What is required = Repeat the following lines exactly and nothing else: the line containing "Read this page and output its text content." and each line after it through the end of the listing.

Records to process =
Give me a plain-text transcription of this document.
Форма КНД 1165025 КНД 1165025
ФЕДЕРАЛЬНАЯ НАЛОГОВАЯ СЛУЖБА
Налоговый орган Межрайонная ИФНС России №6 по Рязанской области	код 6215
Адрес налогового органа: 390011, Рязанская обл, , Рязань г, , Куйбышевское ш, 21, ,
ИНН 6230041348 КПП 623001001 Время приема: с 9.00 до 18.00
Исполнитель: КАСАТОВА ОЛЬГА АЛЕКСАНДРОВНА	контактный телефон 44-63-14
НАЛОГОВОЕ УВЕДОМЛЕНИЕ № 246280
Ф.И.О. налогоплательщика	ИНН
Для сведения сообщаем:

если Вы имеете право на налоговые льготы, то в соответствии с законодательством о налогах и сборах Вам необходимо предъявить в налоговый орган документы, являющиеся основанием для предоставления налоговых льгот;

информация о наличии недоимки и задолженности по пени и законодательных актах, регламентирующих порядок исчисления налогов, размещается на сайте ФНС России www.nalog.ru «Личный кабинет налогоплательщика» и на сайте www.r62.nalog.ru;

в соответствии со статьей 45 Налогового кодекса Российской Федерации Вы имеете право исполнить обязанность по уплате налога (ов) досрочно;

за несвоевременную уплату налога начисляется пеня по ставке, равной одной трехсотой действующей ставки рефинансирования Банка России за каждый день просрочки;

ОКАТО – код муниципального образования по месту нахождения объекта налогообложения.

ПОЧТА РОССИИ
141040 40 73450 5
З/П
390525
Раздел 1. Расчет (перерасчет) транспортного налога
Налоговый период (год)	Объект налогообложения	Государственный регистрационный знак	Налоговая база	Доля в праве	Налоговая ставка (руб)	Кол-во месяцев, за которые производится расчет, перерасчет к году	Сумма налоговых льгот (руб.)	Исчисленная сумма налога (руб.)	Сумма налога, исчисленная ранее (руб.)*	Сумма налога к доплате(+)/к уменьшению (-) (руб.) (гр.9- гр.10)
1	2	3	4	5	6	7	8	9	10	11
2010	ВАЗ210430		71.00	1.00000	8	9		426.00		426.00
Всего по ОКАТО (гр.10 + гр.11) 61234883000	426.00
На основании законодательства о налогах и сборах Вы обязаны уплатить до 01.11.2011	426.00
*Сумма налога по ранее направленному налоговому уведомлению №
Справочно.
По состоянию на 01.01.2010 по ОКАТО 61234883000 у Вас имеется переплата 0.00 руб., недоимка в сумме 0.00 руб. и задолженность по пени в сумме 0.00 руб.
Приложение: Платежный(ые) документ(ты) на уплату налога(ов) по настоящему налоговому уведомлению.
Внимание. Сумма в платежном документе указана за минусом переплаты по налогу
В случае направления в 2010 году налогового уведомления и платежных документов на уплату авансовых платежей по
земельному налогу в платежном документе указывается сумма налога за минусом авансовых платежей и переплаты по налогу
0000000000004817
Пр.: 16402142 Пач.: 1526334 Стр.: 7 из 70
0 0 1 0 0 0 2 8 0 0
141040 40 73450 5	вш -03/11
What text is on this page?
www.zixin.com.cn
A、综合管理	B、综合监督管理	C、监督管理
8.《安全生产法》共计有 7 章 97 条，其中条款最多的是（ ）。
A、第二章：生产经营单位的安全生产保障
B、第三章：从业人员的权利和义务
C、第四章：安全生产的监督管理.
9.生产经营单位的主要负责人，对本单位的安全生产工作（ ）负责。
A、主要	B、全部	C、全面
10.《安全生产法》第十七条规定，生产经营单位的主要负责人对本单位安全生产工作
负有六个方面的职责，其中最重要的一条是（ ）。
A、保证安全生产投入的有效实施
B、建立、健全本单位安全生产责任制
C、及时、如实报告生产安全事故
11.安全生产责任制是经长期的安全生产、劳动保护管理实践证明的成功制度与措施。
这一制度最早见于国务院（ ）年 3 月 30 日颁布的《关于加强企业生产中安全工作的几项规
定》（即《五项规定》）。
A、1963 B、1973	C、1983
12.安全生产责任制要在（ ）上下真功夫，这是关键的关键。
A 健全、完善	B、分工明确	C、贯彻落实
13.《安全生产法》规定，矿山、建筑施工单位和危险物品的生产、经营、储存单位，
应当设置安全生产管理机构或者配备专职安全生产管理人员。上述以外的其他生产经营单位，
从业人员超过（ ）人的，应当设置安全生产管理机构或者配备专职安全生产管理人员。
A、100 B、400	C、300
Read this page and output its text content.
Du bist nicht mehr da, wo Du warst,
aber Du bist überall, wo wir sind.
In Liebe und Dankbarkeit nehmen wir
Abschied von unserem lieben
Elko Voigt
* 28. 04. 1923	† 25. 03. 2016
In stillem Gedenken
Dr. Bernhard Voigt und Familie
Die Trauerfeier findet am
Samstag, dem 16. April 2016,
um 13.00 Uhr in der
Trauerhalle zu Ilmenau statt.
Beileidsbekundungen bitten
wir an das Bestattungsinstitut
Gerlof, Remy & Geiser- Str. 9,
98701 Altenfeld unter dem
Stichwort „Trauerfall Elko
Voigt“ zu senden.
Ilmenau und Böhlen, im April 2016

The response =
Read this page and output its text content.
Du bist nicht mehr da, wo Du warst,
aber Du bist überall, wo wir sind.
In Liebe und Dankbarkeit nehmen wir
Abschied von unserem lieben
Elko Voigt
* 28. 04. 1923	† 25. 03. 2016
In stillem Gedenken
Dr. Bernhard Voigt und Familie
Die Trauerfeier findet am
Samstag, dem 16. April 2016,
um 13.00 Uhr in der
Trauerhalle zu Ilmenau statt.
Beileidsbekundungen bitten
wir an das Bestattungsinstitut
Gerlof, Remy & Geiser- Str. 9,
98701 Altenfeld unter dem
Stichwort „Trauerfall Elko
Voigt“ zu senden.
Ilmenau und Böhlen, im April 2016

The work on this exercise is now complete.